* [Data records]

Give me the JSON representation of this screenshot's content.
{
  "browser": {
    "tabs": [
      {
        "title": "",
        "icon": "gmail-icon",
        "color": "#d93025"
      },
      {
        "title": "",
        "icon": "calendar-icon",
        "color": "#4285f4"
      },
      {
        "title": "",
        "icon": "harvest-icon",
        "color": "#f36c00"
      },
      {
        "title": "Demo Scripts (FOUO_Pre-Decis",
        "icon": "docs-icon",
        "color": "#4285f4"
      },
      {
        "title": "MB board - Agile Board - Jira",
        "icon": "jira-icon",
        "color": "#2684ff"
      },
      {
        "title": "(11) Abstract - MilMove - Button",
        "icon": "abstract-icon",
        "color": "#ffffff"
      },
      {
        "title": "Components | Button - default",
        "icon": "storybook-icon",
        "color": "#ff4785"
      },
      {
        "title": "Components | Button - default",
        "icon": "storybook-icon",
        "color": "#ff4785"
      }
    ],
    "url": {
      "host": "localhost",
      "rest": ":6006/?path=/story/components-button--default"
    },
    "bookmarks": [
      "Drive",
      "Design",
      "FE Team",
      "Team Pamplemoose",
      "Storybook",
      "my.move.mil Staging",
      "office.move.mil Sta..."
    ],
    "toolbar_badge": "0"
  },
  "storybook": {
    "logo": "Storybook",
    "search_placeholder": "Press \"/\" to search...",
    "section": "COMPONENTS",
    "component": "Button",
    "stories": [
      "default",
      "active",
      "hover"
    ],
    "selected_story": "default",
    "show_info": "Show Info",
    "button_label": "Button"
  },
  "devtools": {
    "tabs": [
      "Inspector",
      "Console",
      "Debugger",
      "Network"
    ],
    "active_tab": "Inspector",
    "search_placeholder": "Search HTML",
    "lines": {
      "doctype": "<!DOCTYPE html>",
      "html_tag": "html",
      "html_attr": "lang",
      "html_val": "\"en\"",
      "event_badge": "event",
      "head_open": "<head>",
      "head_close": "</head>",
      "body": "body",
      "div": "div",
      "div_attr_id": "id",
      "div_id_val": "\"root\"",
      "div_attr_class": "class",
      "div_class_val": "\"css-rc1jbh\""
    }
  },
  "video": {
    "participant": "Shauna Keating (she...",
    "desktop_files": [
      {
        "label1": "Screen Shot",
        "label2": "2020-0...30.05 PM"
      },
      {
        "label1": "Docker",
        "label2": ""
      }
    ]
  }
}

* * *

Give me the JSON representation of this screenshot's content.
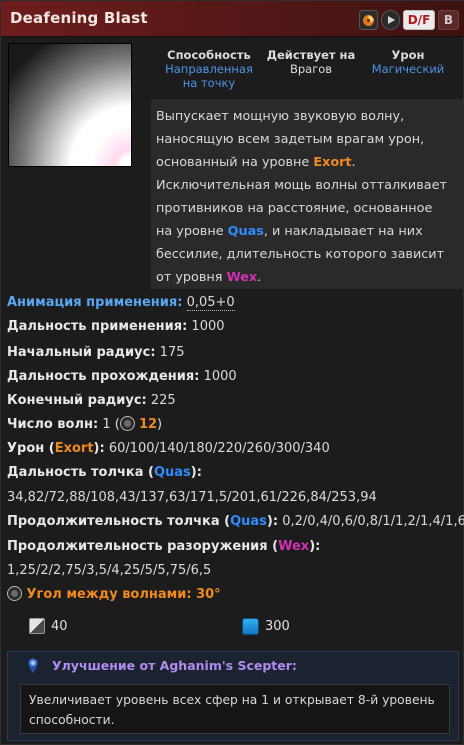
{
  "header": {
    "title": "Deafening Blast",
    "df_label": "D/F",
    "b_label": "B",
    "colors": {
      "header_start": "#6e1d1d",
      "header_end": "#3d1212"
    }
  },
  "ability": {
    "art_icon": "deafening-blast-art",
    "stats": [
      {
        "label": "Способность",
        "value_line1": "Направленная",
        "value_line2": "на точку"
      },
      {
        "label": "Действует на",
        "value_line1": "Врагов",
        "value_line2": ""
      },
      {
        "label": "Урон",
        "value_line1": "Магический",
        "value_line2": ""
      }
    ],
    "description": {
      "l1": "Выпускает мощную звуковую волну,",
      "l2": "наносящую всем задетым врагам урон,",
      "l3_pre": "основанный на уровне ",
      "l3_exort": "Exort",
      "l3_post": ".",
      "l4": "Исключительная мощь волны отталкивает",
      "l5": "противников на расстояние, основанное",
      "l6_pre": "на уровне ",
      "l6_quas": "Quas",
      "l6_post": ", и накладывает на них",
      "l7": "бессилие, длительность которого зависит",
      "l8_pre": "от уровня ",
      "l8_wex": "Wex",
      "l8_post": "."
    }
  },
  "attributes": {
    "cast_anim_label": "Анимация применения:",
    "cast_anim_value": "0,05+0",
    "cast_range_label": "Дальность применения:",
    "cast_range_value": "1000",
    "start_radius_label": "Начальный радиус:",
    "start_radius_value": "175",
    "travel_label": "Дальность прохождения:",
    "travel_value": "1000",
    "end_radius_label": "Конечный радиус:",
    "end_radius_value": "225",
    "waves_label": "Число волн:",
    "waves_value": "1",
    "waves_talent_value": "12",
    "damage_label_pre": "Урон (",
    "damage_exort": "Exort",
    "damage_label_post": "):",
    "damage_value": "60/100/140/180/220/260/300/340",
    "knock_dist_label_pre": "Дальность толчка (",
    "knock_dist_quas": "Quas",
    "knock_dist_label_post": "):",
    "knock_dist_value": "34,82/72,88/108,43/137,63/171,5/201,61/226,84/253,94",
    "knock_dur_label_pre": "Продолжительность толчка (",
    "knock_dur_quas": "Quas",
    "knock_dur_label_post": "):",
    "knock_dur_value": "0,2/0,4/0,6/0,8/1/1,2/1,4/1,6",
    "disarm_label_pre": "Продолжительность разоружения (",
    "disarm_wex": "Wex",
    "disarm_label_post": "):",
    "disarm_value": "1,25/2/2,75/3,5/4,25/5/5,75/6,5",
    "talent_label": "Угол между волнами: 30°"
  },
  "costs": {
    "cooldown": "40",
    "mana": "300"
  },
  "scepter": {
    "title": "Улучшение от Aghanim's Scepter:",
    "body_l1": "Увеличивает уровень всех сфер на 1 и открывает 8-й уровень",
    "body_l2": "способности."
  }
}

==

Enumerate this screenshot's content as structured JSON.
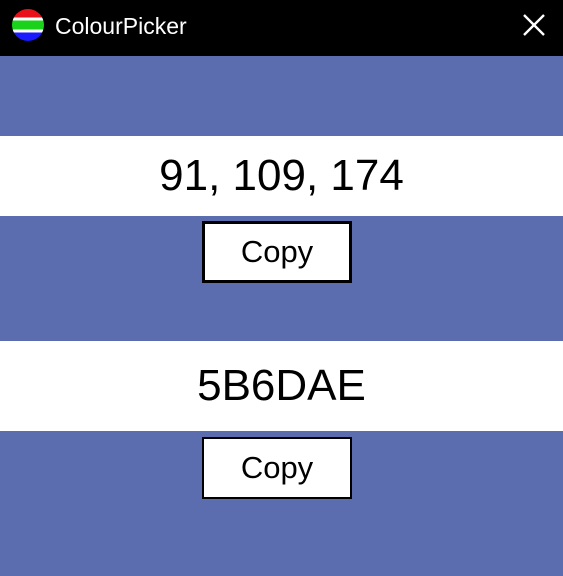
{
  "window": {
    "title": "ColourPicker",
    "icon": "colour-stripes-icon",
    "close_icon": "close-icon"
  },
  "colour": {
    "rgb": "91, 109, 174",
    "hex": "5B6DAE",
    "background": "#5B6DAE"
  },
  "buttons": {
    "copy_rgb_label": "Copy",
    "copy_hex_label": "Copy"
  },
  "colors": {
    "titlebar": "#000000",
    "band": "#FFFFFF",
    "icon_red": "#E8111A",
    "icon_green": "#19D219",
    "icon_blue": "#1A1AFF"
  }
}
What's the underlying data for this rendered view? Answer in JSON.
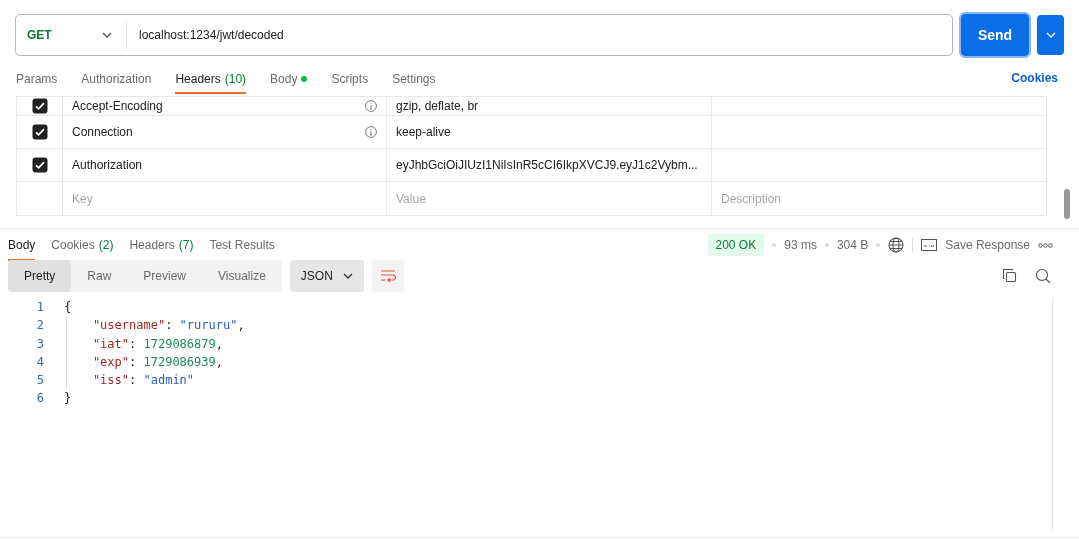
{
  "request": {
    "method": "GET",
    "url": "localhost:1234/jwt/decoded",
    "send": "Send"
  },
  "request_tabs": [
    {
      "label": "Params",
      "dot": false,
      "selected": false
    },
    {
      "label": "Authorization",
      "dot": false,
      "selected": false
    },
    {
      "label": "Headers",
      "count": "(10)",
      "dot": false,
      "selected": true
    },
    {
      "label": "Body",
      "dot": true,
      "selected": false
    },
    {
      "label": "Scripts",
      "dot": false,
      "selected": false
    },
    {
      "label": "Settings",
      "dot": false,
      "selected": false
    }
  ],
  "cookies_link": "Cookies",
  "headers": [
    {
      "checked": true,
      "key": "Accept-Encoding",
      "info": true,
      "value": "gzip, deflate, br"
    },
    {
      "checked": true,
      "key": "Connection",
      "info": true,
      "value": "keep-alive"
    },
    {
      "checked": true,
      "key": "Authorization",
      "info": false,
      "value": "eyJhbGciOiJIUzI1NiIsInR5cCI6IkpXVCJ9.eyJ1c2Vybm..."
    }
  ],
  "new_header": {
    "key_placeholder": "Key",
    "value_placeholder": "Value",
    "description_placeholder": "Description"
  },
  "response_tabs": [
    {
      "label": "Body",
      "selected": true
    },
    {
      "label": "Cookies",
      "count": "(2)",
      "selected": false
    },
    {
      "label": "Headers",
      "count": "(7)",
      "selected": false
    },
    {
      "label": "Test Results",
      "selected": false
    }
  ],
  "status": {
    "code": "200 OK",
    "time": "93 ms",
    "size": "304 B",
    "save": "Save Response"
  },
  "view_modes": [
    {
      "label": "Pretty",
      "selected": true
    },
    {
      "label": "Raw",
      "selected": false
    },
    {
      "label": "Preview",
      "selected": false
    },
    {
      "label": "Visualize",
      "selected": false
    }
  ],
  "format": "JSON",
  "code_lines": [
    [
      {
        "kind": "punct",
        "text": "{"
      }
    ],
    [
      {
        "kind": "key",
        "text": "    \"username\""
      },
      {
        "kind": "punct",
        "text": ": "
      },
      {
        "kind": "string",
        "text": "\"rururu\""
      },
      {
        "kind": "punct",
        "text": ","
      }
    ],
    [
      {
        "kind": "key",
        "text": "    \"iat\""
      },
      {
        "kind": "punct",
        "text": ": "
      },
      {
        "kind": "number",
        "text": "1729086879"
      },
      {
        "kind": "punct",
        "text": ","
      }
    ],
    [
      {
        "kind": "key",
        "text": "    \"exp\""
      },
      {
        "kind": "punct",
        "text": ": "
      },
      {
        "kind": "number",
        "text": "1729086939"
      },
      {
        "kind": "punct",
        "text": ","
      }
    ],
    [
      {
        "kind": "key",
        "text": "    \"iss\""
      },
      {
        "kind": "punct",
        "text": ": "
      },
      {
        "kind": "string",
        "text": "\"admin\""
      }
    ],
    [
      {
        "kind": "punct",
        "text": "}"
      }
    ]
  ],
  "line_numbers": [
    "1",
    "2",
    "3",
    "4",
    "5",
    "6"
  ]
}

* [THE EXERCISE]
Look through the entries above and count each line holding "радиус"; report the count alone.

* [RESULT BELOW]
2